* _Exercise objective_
Type out the complete listing below word for word, without its pictures.

* _Data shown_
^^^^
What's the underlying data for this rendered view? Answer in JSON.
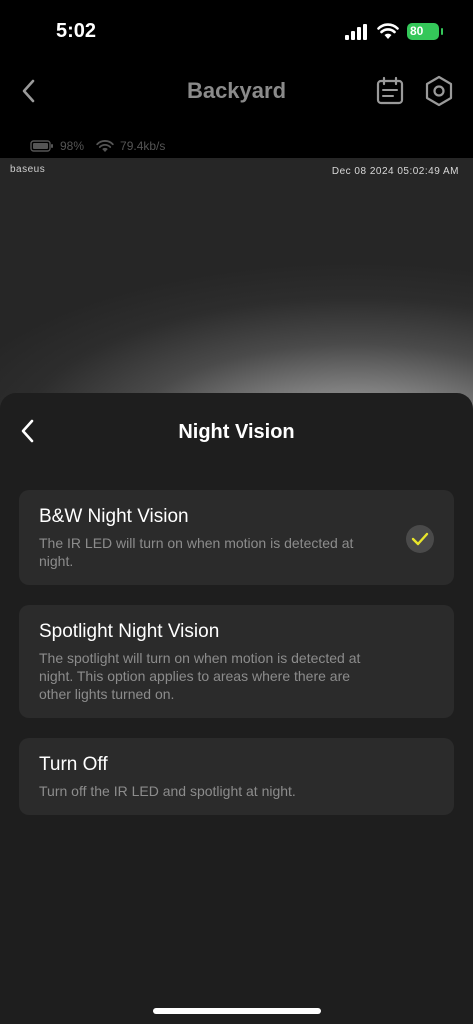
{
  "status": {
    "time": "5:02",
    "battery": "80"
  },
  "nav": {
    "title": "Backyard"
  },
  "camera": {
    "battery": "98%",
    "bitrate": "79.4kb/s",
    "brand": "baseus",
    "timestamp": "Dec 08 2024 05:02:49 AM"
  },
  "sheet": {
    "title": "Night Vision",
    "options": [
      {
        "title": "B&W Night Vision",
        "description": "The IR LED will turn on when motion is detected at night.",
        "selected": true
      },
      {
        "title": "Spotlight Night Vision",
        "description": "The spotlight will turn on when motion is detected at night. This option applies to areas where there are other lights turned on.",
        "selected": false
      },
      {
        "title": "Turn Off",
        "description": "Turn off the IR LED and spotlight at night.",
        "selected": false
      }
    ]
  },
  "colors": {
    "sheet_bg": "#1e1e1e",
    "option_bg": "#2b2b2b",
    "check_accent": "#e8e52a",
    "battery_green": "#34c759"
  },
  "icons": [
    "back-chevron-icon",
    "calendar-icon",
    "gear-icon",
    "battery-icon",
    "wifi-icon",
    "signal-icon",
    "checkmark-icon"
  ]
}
^^^^
* _Solution for this exercise_
What's the underlying data for this rendered view? Answer in JSON.
{
  "status": {
    "time": "5:02",
    "battery": "80"
  },
  "nav": {
    "title": "Backyard"
  },
  "camera": {
    "battery": "98%",
    "bitrate": "79.4kb/s",
    "brand": "baseus",
    "timestamp": "Dec 08 2024 05:02:49 AM"
  },
  "sheet": {
    "title": "Night Vision",
    "options": [
      {
        "title": "B&W Night Vision",
        "description": "The IR LED will turn on when motion is detected at night.",
        "selected": true
      },
      {
        "title": "Spotlight Night Vision",
        "description": "The spotlight will turn on when motion is detected at night. This option applies to areas where there are other lights turned on.",
        "selected": false
      },
      {
        "title": "Turn Off",
        "description": "Turn off the IR LED and spotlight at night.",
        "selected": false
      }
    ]
  },
  "colors": {
    "sheet_bg": "#1e1e1e",
    "option_bg": "#2b2b2b",
    "check_accent": "#e8e52a",
    "battery_green": "#34c759"
  },
  "icons": [
    "back-chevron-icon",
    "calendar-icon",
    "gear-icon",
    "battery-icon",
    "wifi-icon",
    "signal-icon",
    "checkmark-icon"
  ]
}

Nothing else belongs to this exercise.